RECORDS PROVIDED:
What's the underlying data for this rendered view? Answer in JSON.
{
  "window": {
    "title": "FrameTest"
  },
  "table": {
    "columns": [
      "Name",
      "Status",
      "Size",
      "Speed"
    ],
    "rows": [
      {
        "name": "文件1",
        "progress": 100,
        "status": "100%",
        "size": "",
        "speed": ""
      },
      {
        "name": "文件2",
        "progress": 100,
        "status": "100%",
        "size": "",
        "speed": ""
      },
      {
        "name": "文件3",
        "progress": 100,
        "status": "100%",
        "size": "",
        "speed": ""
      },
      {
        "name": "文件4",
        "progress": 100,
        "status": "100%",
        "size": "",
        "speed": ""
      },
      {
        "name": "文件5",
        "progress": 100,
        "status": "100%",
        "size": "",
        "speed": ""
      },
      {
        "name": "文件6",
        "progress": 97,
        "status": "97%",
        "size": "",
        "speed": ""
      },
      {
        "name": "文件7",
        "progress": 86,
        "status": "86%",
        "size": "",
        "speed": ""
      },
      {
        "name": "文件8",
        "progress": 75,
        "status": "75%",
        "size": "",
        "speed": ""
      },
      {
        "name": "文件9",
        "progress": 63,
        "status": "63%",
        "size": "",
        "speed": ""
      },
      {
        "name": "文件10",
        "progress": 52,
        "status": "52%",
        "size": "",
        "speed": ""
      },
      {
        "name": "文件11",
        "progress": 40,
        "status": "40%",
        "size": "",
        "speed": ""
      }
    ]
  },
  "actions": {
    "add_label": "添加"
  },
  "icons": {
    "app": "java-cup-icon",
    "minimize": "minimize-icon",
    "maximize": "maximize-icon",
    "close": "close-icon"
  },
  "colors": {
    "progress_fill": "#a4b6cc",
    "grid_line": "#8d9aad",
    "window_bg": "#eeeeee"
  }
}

GIVEN EXERCISE: Write out the whole listing exactly.

RESULT OF THE EXERCISE:
What's the underlying data for this rendered view? Answer in JSON.
{
  "window": {
    "title": "FrameTest"
  },
  "table": {
    "columns": [
      "Name",
      "Status",
      "Size",
      "Speed"
    ],
    "rows": [
      {
        "name": "文件1",
        "progress": 100,
        "status": "100%",
        "size": "",
        "speed": ""
      },
      {
        "name": "文件2",
        "progress": 100,
        "status": "100%",
        "size": "",
        "speed": ""
      },
      {
        "name": "文件3",
        "progress": 100,
        "status": "100%",
        "size": "",
        "speed": ""
      },
      {
        "name": "文件4",
        "progress": 100,
        "status": "100%",
        "size": "",
        "speed": ""
      },
      {
        "name": "文件5",
        "progress": 100,
        "status": "100%",
        "size": "",
        "speed": ""
      },
      {
        "name": "文件6",
        "progress": 97,
        "status": "97%",
        "size": "",
        "speed": ""
      },
      {
        "name": "文件7",
        "progress": 86,
        "status": "86%",
        "size": "",
        "speed": ""
      },
      {
        "name": "文件8",
        "progress": 75,
        "status": "75%",
        "size": "",
        "speed": ""
      },
      {
        "name": "文件9",
        "progress": 63,
        "status": "63%",
        "size": "",
        "speed": ""
      },
      {
        "name": "文件10",
        "progress": 52,
        "status": "52%",
        "size": "",
        "speed": ""
      },
      {
        "name": "文件11",
        "progress": 40,
        "status": "40%",
        "size": "",
        "speed": ""
      }
    ]
  },
  "actions": {
    "add_label": "添加"
  },
  "icons": {
    "app": "java-cup-icon",
    "minimize": "minimize-icon",
    "maximize": "maximize-icon",
    "close": "close-icon"
  },
  "colors": {
    "progress_fill": "#a4b6cc",
    "grid_line": "#8d9aad",
    "window_bg": "#eeeeee"
  }
}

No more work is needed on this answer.